Find every line in the records below that contains the word "title", and copy each such line.

━━━━━ RAW RECORDS

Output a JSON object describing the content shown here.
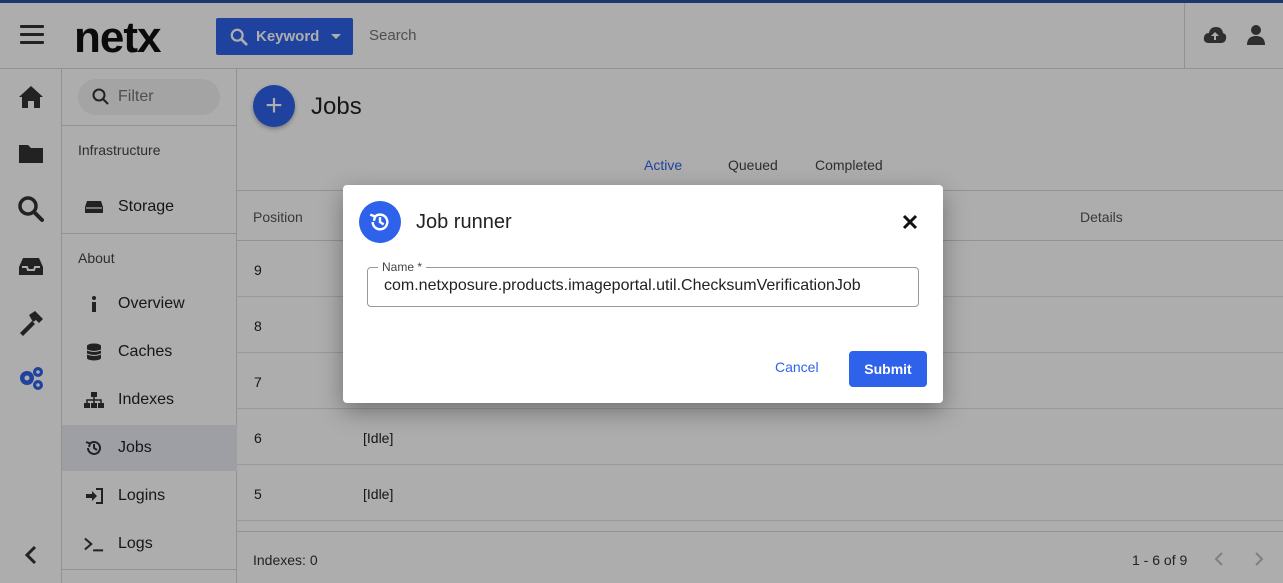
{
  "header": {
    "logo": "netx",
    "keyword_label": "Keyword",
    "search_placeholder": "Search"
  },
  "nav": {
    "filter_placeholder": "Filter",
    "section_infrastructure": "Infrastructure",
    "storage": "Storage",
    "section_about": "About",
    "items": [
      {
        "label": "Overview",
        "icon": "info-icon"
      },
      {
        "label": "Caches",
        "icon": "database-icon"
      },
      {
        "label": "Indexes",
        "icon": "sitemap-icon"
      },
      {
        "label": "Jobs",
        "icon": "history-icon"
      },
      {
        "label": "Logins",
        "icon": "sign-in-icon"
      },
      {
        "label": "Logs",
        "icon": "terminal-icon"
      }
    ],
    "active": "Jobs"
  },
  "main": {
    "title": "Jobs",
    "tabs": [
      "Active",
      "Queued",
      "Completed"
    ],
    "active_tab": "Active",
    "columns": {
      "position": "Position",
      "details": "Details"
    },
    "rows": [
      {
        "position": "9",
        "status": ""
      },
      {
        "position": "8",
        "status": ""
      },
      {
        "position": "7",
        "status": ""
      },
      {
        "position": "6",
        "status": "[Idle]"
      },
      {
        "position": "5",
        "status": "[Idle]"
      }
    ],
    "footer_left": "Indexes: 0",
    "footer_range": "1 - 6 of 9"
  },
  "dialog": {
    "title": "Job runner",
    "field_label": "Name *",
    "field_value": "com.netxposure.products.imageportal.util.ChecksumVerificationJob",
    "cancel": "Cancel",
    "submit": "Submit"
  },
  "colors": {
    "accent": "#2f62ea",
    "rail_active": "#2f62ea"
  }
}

━━━━━━━━━━
━━━━━ RAW RECORDS

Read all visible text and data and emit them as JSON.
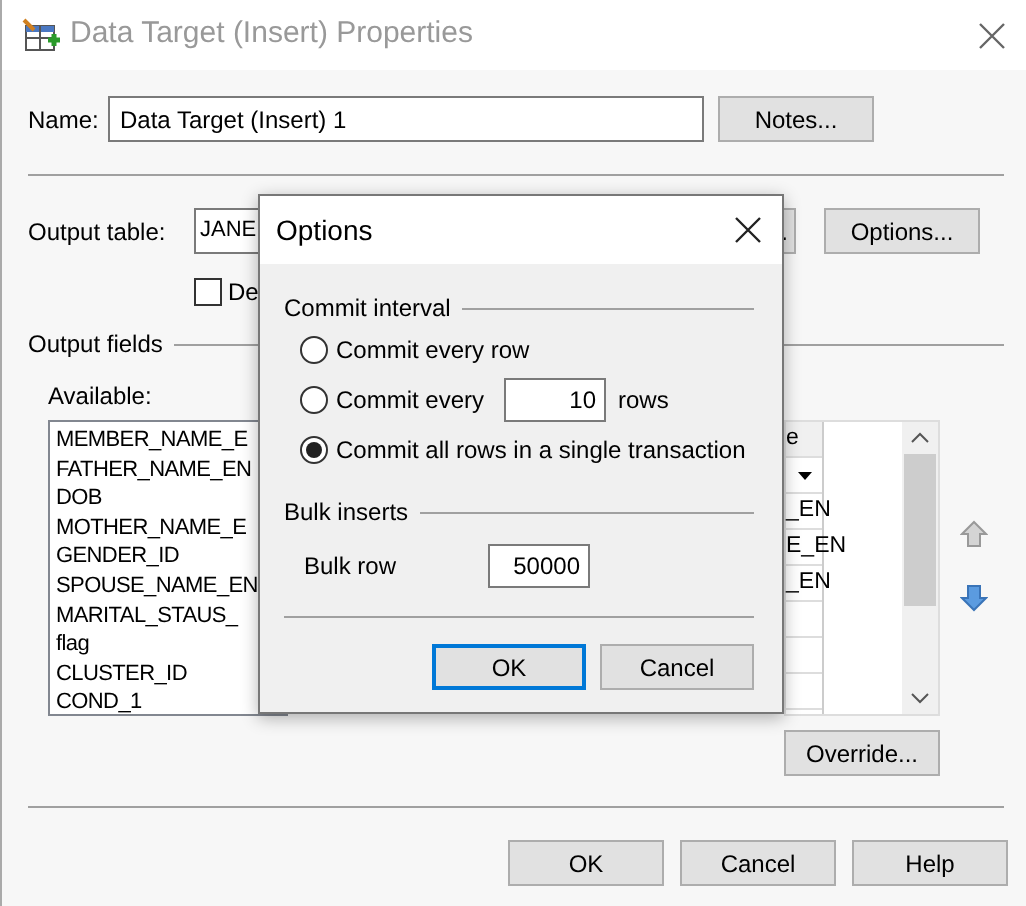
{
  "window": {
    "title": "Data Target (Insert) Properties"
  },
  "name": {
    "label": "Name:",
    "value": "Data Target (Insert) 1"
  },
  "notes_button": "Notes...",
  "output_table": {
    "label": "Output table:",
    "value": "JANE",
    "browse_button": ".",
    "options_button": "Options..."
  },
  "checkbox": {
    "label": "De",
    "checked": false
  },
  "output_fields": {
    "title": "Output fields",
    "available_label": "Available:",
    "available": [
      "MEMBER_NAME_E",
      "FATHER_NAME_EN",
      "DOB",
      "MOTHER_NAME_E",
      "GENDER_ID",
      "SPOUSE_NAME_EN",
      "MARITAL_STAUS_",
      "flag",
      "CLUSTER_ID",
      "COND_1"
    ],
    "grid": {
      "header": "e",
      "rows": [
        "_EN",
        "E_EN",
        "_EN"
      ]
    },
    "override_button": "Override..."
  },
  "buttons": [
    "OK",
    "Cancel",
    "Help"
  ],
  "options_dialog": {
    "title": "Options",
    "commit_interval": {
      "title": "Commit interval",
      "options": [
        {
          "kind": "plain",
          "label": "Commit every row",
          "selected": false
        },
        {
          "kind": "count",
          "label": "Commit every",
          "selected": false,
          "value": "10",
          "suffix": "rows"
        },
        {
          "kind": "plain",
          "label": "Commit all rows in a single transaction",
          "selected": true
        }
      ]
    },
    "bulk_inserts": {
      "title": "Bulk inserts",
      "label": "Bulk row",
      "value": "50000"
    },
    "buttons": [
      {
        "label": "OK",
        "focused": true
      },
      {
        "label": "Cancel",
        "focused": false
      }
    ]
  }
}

━━━━━━━━━━

• **EXERCISE OUTPUT**
    "title": "Jobs",
    "title": "Job runner",
    "title": "Data Target (Insert) Properties"
    "title": "Output fields",
    "title": "Options",
      "title": "Commit interval",
      "title": "Bulk inserts",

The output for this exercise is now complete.